▸ Task description:
Copy all the entries below exactly, but not the pictures.

▸ Data rows:
START

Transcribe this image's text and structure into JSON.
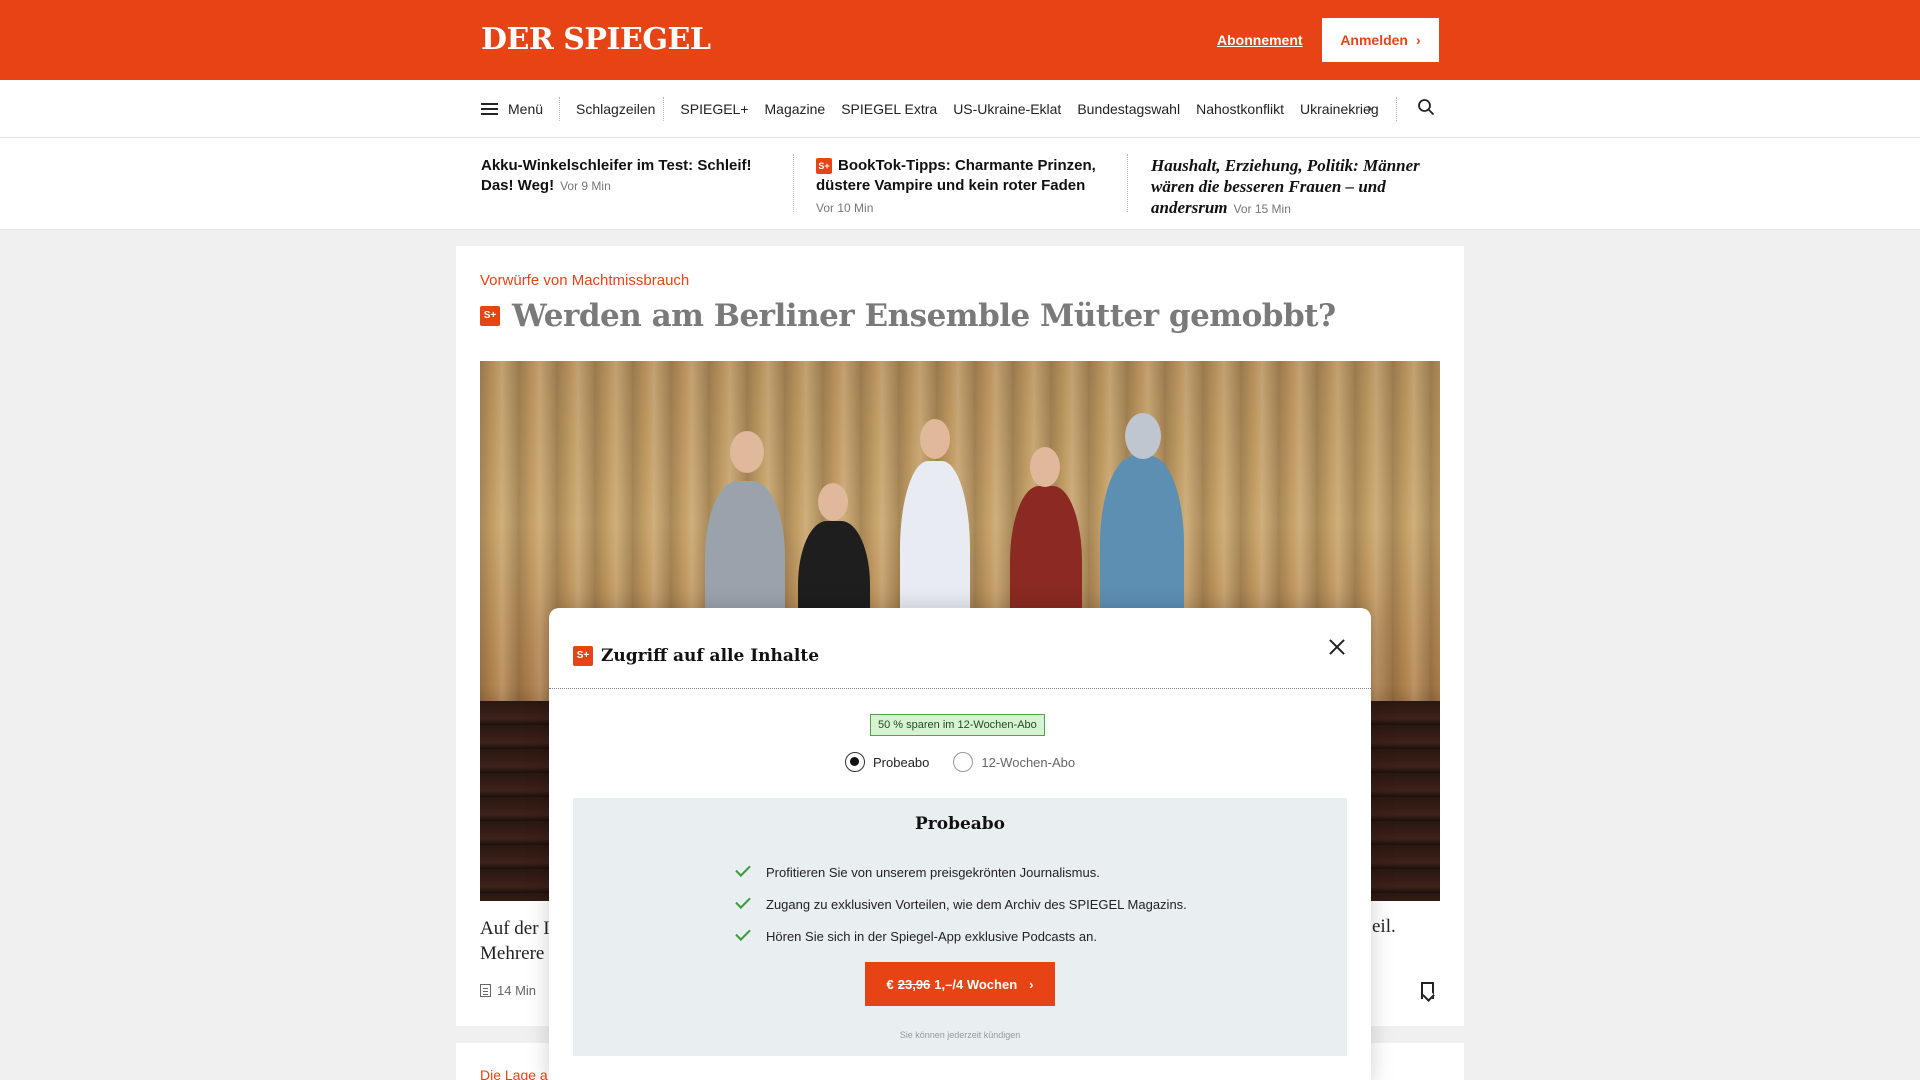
{
  "header": {
    "logo": "DER SPIEGEL",
    "subscription_link": "Abonnement",
    "login_button": "Anmelden",
    "accent_color": "#e64415"
  },
  "nav": {
    "menu_label": "Menü",
    "items": [
      "Schlagzeilen",
      "SPIEGEL+",
      "Magazine",
      "SPIEGEL Extra",
      "US-Ukraine-Eklat",
      "Bundestagswahl",
      "Nahostkonflikt",
      "Ukrainekrieg"
    ],
    "next_icon": "chevron-right-icon",
    "search_icon": "search-icon"
  },
  "teasers": [
    {
      "title": "Akku-Winkelschleifer im Test: Schleif! Das! Weg!",
      "time": "Vor 9 Min",
      "plus": false
    },
    {
      "title": "BookTok-Tipps: Charmante Prinzen, düstere Vampire und kein roter Faden",
      "time": "Vor 10 Min",
      "plus": true,
      "plus_label": "S+"
    },
    {
      "title": "Haushalt, Erziehung, Politik: Männer wären die besseren Frauen – und andersrum",
      "time": "Vor 15 Min",
      "plus": false
    }
  ],
  "article": {
    "kicker": "Vorwürfe von Machtmissbrauch",
    "plus_label": "S+",
    "headline": "Werden am Berliner Ensemble Mütter gemobbt?",
    "teaser_left_line1": "Auf der I",
    "teaser_left_line2": "Mehrere",
    "teaser_right": "eil.",
    "read_time": "14 Min",
    "bookmark_icon": "bookmark-icon"
  },
  "next_card": {
    "kicker": "Die Lage a"
  },
  "modal": {
    "plus_label": "S+",
    "title": "Zugriff auf alle Inhalte",
    "close_icon": "close-icon",
    "save_badge": "50 % sparen im 12-Wochen-Abo",
    "options": [
      {
        "label": "Probeabo",
        "selected": true
      },
      {
        "label": "12-Wochen-Abo",
        "selected": false
      }
    ],
    "plan": {
      "title": "Probeabo",
      "features": [
        "Profitieren Sie von unserem preisgekrönten Journalismus.",
        "Zugang zu exklusiven Vorteilen, wie dem Archiv des SPIEGEL Magazins.",
        "Hören Sie sich in der Spiegel-App exklusive Podcasts an."
      ],
      "cta_prefix": "€",
      "cta_old_price": "23,96",
      "cta_price": "1,–/4 Wochen",
      "cancel_note": "Sie können jederzeit kündigen"
    }
  }
}
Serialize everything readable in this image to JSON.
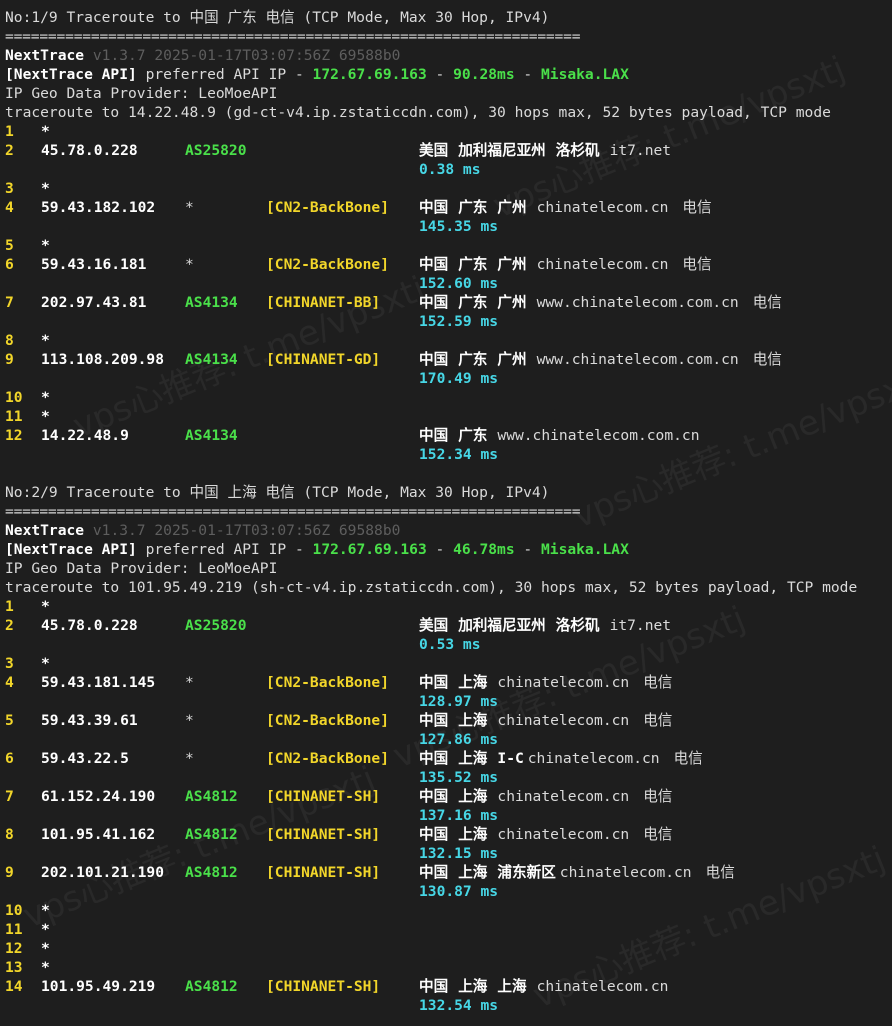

END

▸ Task response:
Transcribe this image's text and structure into JSON.
{
  "header": {
    "logo": "DER SPIEGEL",
    "subscription_link": "Abonnement",
    "login_button": "Anmelden",
    "accent_color": "#e64415"
  },
  "nav": {
    "menu_label": "Menü",
    "items": [
      "Schlagzeilen",
      "SPIEGEL+",
      "Magazine",
      "SPIEGEL Extra",
      "US-Ukraine-Eklat",
      "Bundestagswahl",
      "Nahostkonflikt",
      "Ukrainekrieg"
    ],
    "next_icon": "chevron-right-icon",
    "search_icon": "search-icon"
  },
  "teasers": [
    {
      "title": "Akku-Winkelschleifer im Test: Schleif! Das! Weg!",
      "time": "Vor 9 Min",
      "plus": false
    },
    {
      "title": "BookTok-Tipps: Charmante Prinzen, düstere Vampire und kein roter Faden",
      "time": "Vor 10 Min",
      "plus": true,
      "plus_label": "S+"
    },
    {
      "title": "Haushalt, Erziehung, Politik: Männer wären die besseren Frauen – und andersrum",
      "time": "Vor 15 Min",
      "plus": false
    }
  ],
  "article": {
    "kicker": "Vorwürfe von Machtmissbrauch",
    "plus_label": "S+",
    "headline": "Werden am Berliner Ensemble Mütter gemobbt?",
    "teaser_left_line1": "Auf der I",
    "teaser_left_line2": "Mehrere",
    "teaser_right": "eil.",
    "read_time": "14 Min",
    "bookmark_icon": "bookmark-icon"
  },
  "next_card": {
    "kicker": "Die Lage a"
  },
  "modal": {
    "plus_label": "S+",
    "title": "Zugriff auf alle Inhalte",
    "close_icon": "close-icon",
    "save_badge": "50 % sparen im 12-Wochen-Abo",
    "options": [
      {
        "label": "Probeabo",
        "selected": true
      },
      {
        "label": "12-Wochen-Abo",
        "selected": false
      }
    ],
    "plan": {
      "title": "Probeabo",
      "features": [
        "Profitieren Sie von unserem preisgekrönten Journalismus.",
        "Zugang zu exklusiven Vorteilen, wie dem Archiv des SPIEGEL Magazins.",
        "Hören Sie sich in der Spiegel-App exklusive Podcasts an."
      ],
      "cta_prefix": "€",
      "cta_old_price": "23,96",
      "cta_price": "1,–/4 Wochen",
      "cancel_note": "Sie können jederzeit kündigen"
    }
  }
}
Serialize everything readable in this image to JSON.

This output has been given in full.